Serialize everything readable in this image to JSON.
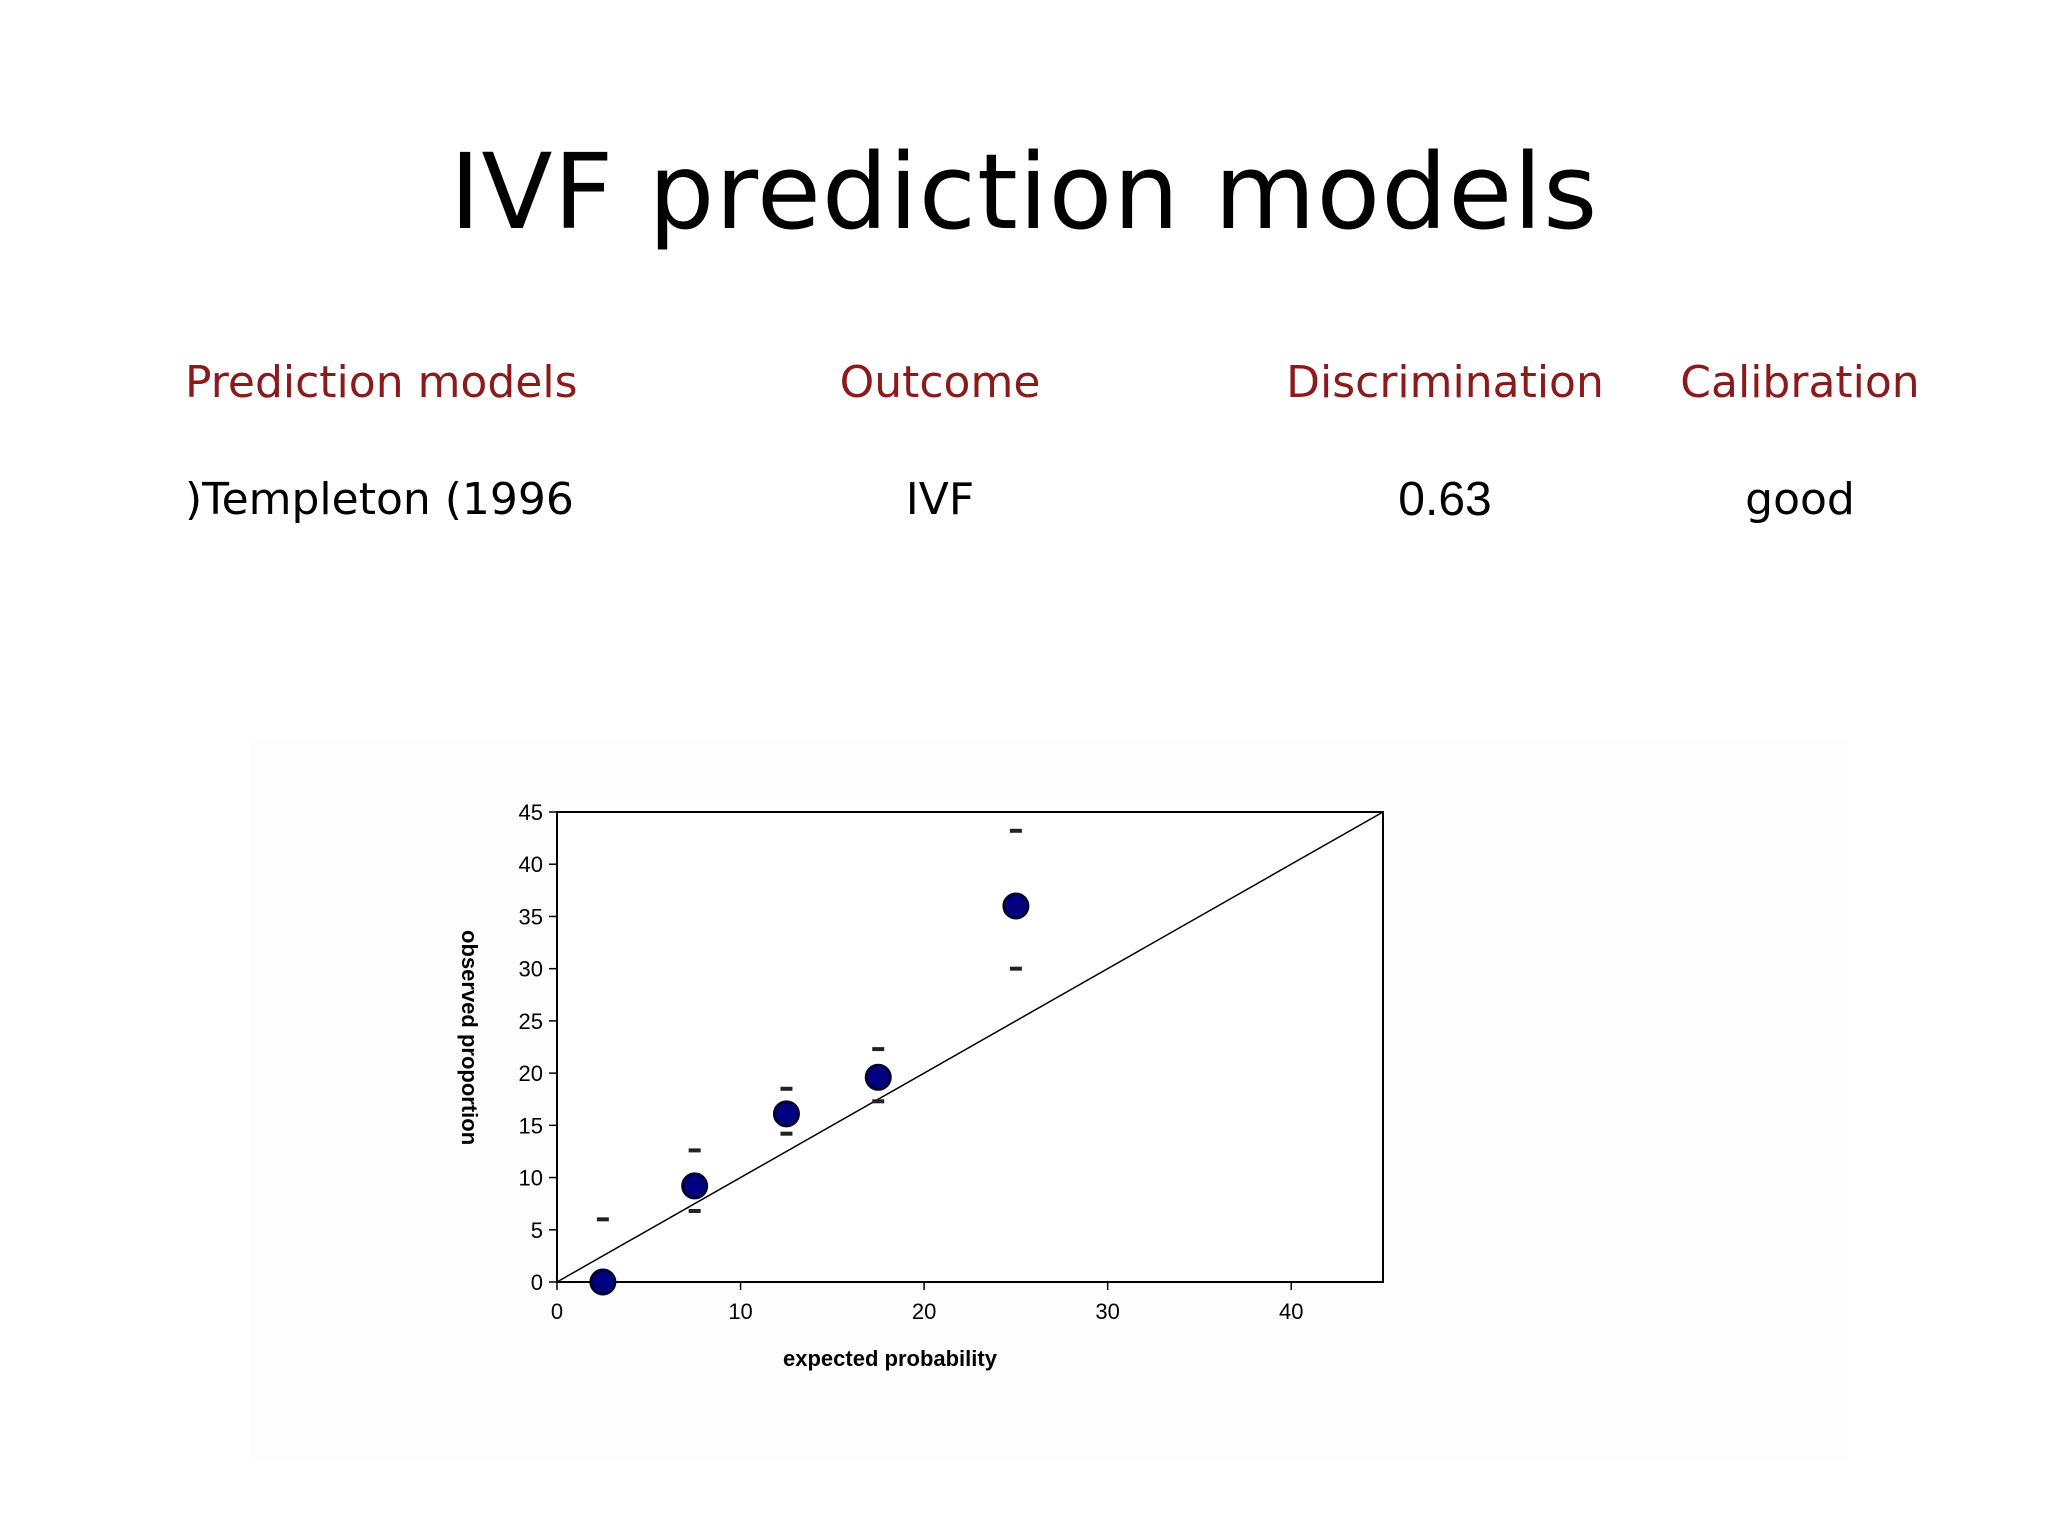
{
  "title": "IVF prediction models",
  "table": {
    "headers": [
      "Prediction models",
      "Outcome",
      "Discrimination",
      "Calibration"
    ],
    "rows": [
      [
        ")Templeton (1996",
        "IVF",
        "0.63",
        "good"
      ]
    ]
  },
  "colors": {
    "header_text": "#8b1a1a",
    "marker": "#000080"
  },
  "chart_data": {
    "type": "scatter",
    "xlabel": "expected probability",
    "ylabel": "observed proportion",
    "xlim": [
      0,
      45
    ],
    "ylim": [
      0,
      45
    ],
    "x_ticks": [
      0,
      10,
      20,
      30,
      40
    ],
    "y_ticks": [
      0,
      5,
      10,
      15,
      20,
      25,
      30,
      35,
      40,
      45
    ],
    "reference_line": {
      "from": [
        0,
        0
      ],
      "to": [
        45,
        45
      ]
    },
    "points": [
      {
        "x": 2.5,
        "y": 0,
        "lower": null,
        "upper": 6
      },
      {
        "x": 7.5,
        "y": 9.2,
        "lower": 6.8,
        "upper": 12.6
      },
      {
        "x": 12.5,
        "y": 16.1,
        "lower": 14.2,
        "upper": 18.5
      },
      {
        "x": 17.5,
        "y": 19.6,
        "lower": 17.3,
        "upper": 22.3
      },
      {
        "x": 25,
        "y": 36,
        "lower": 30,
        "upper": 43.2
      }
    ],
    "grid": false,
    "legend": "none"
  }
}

-=-=-=-=-

**WHAT IS ASKED:**
Give back every line exactly as it stands, pictures excluded.

**WORKED ANSWER:**
Serialize everything readable in this image to JSON.
{
  "title": "IVF prediction models",
  "table": {
    "headers": [
      "Prediction models",
      "Outcome",
      "Discrimination",
      "Calibration"
    ],
    "rows": [
      [
        ")Templeton (1996",
        "IVF",
        "0.63",
        "good"
      ]
    ]
  },
  "colors": {
    "header_text": "#8b1a1a",
    "marker": "#000080"
  },
  "chart_data": {
    "type": "scatter",
    "xlabel": "expected probability",
    "ylabel": "observed proportion",
    "xlim": [
      0,
      45
    ],
    "ylim": [
      0,
      45
    ],
    "x_ticks": [
      0,
      10,
      20,
      30,
      40
    ],
    "y_ticks": [
      0,
      5,
      10,
      15,
      20,
      25,
      30,
      35,
      40,
      45
    ],
    "reference_line": {
      "from": [
        0,
        0
      ],
      "to": [
        45,
        45
      ]
    },
    "points": [
      {
        "x": 2.5,
        "y": 0,
        "lower": null,
        "upper": 6
      },
      {
        "x": 7.5,
        "y": 9.2,
        "lower": 6.8,
        "upper": 12.6
      },
      {
        "x": 12.5,
        "y": 16.1,
        "lower": 14.2,
        "upper": 18.5
      },
      {
        "x": 17.5,
        "y": 19.6,
        "lower": 17.3,
        "upper": 22.3
      },
      {
        "x": 25,
        "y": 36,
        "lower": 30,
        "upper": 43.2
      }
    ],
    "grid": false,
    "legend": "none"
  }
}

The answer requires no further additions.